--- STORED DATA ---

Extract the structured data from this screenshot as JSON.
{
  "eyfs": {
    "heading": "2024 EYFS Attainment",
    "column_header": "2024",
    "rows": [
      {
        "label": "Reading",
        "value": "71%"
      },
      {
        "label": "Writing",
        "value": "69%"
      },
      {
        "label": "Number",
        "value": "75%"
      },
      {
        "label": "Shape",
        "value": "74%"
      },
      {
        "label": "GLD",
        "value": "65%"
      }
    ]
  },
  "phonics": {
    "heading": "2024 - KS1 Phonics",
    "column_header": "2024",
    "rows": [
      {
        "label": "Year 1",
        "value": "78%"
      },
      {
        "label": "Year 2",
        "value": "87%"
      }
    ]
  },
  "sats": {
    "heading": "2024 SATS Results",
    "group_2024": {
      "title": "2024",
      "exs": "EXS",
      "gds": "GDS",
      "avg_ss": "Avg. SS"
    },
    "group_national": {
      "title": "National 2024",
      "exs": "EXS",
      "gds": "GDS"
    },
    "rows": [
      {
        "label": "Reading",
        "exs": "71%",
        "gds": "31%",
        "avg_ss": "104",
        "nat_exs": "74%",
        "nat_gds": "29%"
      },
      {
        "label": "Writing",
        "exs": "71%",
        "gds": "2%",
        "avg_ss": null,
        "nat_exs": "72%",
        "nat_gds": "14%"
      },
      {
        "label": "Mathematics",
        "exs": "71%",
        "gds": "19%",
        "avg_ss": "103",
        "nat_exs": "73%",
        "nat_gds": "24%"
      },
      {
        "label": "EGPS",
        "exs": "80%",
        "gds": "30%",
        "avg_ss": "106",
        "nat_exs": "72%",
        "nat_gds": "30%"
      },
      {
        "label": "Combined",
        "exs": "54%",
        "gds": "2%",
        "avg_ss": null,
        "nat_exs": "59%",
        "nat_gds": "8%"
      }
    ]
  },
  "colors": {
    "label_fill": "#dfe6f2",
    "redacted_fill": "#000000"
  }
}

---

### TASK
Set every line of the listing down word for word.

### WORKED ANSWER
Extract the structured data from this screenshot as JSON.
{
  "eyfs": {
    "heading": "2024 EYFS Attainment",
    "column_header": "2024",
    "rows": [
      {
        "label": "Reading",
        "value": "71%"
      },
      {
        "label": "Writing",
        "value": "69%"
      },
      {
        "label": "Number",
        "value": "75%"
      },
      {
        "label": "Shape",
        "value": "74%"
      },
      {
        "label": "GLD",
        "value": "65%"
      }
    ]
  },
  "phonics": {
    "heading": "2024 - KS1 Phonics",
    "column_header": "2024",
    "rows": [
      {
        "label": "Year 1",
        "value": "78%"
      },
      {
        "label": "Year 2",
        "value": "87%"
      }
    ]
  },
  "sats": {
    "heading": "2024 SATS Results",
    "group_2024": {
      "title": "2024",
      "exs": "EXS",
      "gds": "GDS",
      "avg_ss": "Avg. SS"
    },
    "group_national": {
      "title": "National 2024",
      "exs": "EXS",
      "gds": "GDS"
    },
    "rows": [
      {
        "label": "Reading",
        "exs": "71%",
        "gds": "31%",
        "avg_ss": "104",
        "nat_exs": "74%",
        "nat_gds": "29%"
      },
      {
        "label": "Writing",
        "exs": "71%",
        "gds": "2%",
        "avg_ss": null,
        "nat_exs": "72%",
        "nat_gds": "14%"
      },
      {
        "label": "Mathematics",
        "exs": "71%",
        "gds": "19%",
        "avg_ss": "103",
        "nat_exs": "73%",
        "nat_gds": "24%"
      },
      {
        "label": "EGPS",
        "exs": "80%",
        "gds": "30%",
        "avg_ss": "106",
        "nat_exs": "72%",
        "nat_gds": "30%"
      },
      {
        "label": "Combined",
        "exs": "54%",
        "gds": "2%",
        "avg_ss": null,
        "nat_exs": "59%",
        "nat_gds": "8%"
      }
    ]
  },
  "colors": {
    "label_fill": "#dfe6f2",
    "redacted_fill": "#000000"
  }
}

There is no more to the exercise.